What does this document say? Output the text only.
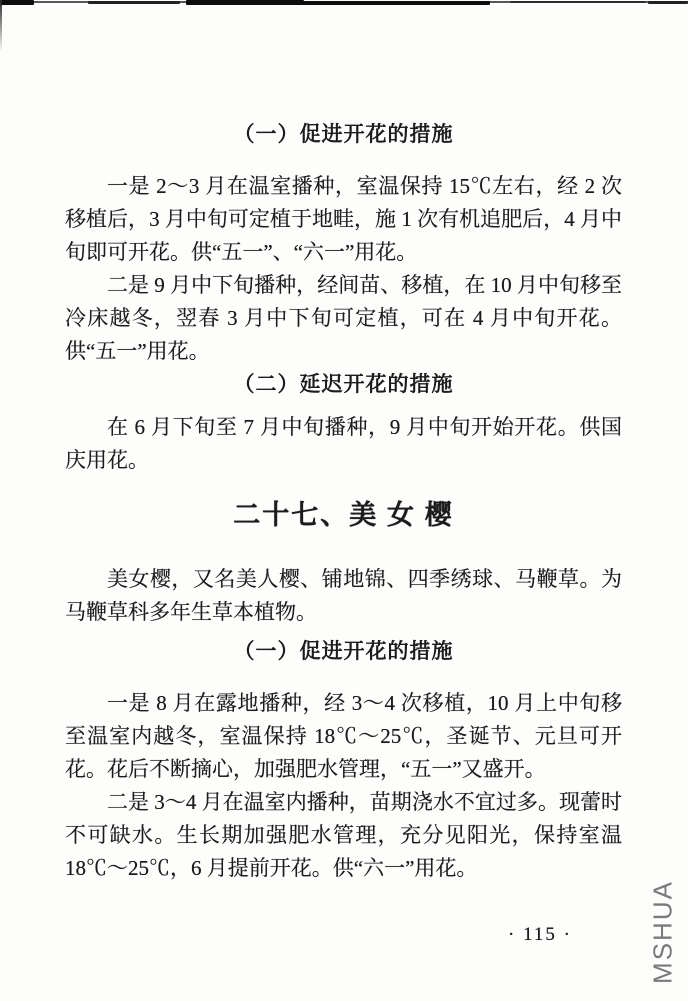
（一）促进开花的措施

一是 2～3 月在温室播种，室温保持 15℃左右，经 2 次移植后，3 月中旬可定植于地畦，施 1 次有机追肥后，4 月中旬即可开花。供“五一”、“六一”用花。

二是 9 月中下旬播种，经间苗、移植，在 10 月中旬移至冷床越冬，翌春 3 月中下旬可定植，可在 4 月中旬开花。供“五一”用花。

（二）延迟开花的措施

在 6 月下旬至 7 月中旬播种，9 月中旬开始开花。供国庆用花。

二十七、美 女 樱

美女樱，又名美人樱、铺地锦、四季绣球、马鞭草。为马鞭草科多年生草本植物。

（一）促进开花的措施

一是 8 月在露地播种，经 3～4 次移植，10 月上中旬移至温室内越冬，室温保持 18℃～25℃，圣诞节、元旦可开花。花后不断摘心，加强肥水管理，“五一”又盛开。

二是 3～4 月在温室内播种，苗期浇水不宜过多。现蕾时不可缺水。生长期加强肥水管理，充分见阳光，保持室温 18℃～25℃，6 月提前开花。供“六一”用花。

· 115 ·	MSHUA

What is needed: Every entry must be written out exactly, with all pictures left out.

Problem solution:
What does this document say? Output the text only.
（一）促进开花的措施

一是 2～3 月在温室播种，室温保持 15℃左右，经 2 次移植后，3 月中旬可定植于地畦，施 1 次有机追肥后，4 月中旬即可开花。供“五一”、“六一”用花。

二是 9 月中下旬播种，经间苗、移植，在 10 月中旬移至冷床越冬，翌春 3 月中下旬可定植，可在 4 月中旬开花。供“五一”用花。

（二）延迟开花的措施

在 6 月下旬至 7 月中旬播种，9 月中旬开始开花。供国庆用花。

二十七、美 女 樱

美女樱，又名美人樱、铺地锦、四季绣球、马鞭草。为马鞭草科多年生草本植物。

（一）促进开花的措施

一是 8 月在露地播种，经 3～4 次移植，10 月上中旬移至温室内越冬，室温保持 18℃～25℃，圣诞节、元旦可开花。花后不断摘心，加强肥水管理，“五一”又盛开。

二是 3～4 月在温室内播种，苗期浇水不宜过多。现蕾时不可缺水。生长期加强肥水管理，充分见阳光，保持室温 18℃～25℃，6 月提前开花。供“六一”用花。

· 115 ·	MSHUA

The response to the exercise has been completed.